» Records for processing
********************

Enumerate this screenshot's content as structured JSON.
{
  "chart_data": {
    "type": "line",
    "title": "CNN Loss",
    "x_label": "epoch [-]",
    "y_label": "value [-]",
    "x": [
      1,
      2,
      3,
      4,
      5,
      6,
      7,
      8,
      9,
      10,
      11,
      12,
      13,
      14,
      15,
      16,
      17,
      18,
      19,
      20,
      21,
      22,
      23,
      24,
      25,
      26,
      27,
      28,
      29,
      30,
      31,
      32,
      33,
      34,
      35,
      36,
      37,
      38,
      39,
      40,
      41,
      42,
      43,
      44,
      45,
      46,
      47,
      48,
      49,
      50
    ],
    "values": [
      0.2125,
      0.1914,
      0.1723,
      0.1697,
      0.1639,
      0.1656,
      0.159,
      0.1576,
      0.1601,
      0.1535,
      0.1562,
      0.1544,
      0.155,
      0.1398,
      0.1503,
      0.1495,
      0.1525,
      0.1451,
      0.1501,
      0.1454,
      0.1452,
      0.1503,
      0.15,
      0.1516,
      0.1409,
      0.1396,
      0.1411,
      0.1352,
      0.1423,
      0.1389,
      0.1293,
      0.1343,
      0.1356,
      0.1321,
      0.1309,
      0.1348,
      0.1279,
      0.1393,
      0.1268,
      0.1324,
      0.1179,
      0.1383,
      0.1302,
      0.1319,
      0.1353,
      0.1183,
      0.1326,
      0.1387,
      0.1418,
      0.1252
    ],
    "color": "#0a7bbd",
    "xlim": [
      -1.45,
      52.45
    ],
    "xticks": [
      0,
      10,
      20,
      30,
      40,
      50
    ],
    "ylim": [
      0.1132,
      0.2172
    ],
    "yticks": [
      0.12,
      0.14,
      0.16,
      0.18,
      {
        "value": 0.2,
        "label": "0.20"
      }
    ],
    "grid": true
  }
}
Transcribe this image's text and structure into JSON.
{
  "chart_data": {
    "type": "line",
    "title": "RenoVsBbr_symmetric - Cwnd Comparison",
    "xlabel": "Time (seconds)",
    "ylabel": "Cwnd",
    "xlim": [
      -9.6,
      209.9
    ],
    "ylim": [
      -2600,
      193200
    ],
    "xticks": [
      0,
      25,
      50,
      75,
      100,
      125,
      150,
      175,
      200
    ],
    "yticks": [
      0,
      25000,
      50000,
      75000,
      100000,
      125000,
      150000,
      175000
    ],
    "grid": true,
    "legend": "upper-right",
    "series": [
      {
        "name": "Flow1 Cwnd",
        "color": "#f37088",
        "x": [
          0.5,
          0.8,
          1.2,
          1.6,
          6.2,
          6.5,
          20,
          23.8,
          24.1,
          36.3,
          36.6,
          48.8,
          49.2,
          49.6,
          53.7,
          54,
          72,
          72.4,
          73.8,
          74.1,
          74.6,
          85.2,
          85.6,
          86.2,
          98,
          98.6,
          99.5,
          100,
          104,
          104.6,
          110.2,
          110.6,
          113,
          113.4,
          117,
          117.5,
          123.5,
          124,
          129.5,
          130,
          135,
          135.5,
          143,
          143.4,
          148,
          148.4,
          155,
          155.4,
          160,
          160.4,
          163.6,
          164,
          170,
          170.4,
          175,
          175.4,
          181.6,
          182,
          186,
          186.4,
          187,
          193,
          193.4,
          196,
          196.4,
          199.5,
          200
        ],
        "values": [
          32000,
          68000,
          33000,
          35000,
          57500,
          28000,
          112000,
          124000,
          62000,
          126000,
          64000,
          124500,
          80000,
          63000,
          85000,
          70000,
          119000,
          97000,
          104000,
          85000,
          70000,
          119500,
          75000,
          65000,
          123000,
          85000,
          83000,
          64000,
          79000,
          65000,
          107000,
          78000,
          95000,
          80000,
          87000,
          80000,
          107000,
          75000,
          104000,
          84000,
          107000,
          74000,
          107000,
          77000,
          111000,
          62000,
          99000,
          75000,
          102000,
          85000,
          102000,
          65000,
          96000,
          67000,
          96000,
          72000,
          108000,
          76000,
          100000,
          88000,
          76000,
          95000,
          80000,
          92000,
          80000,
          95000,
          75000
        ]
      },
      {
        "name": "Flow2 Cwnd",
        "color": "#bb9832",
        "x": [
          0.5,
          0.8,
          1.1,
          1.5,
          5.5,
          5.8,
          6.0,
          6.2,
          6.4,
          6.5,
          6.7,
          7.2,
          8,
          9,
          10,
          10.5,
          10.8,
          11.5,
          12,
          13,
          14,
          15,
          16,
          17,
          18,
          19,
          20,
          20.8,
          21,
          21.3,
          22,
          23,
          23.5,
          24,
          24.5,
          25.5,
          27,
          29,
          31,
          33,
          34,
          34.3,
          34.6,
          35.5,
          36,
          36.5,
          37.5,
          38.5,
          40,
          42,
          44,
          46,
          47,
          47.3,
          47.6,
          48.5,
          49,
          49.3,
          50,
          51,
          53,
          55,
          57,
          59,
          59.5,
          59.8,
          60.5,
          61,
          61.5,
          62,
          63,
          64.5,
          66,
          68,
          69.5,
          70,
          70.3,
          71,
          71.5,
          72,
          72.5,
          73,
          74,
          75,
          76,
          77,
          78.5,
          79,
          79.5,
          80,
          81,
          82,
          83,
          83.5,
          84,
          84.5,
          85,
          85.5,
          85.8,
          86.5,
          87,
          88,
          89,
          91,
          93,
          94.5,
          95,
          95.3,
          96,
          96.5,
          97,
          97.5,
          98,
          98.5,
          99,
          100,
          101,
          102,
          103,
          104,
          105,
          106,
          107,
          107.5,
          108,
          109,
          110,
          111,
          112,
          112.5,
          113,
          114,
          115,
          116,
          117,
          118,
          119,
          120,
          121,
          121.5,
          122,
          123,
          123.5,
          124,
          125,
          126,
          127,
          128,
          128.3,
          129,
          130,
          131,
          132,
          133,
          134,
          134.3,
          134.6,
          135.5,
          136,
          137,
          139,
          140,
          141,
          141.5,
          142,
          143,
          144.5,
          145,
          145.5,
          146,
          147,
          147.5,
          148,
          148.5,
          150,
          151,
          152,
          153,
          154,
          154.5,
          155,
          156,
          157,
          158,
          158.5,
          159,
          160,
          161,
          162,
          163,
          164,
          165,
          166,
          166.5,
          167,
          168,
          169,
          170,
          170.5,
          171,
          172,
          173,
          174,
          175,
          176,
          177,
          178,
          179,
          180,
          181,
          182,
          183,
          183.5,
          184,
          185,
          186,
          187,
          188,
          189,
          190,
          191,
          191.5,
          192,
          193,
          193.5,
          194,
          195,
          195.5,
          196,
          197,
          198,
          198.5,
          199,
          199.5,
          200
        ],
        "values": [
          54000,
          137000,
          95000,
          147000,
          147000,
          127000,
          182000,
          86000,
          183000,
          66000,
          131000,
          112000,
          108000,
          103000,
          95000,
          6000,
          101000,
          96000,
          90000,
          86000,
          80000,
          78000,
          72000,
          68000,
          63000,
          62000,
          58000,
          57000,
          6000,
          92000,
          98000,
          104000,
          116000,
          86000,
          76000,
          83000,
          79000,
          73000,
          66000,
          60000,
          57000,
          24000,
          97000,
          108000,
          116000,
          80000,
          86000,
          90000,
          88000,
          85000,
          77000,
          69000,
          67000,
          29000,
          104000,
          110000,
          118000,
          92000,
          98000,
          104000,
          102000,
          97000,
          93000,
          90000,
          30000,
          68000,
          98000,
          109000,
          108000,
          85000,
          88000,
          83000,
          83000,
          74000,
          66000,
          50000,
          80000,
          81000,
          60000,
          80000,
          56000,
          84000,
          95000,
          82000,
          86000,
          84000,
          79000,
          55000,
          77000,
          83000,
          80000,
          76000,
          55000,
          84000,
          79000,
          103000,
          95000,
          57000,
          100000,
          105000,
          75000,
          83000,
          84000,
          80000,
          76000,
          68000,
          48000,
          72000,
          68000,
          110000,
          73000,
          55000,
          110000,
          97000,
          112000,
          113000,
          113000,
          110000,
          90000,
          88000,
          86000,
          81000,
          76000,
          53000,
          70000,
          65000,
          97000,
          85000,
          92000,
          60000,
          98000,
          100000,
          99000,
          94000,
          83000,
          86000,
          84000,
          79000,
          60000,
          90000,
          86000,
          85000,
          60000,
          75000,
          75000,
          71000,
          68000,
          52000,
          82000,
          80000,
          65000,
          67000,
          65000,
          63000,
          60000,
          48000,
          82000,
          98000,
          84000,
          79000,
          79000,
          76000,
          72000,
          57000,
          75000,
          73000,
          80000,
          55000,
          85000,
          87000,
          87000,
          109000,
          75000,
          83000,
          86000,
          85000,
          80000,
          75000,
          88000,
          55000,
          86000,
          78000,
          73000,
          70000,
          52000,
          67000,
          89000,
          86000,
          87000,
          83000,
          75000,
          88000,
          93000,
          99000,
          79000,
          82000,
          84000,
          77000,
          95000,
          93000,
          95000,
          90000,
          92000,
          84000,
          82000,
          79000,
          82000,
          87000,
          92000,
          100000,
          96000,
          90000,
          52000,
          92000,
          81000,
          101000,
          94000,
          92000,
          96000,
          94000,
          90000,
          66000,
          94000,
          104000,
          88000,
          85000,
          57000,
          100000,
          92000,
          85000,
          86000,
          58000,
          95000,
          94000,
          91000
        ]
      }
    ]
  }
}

********************

» Set task
Identify the lines above that contain the word "Cwnd", then copy them.

» Response
    "title": "RenoVsBbr_symmetric - Cwnd Comparison",
    "ylabel": "Cwnd",
        "name": "Flow1 Cwnd",
        "name": "Flow2 Cwnd",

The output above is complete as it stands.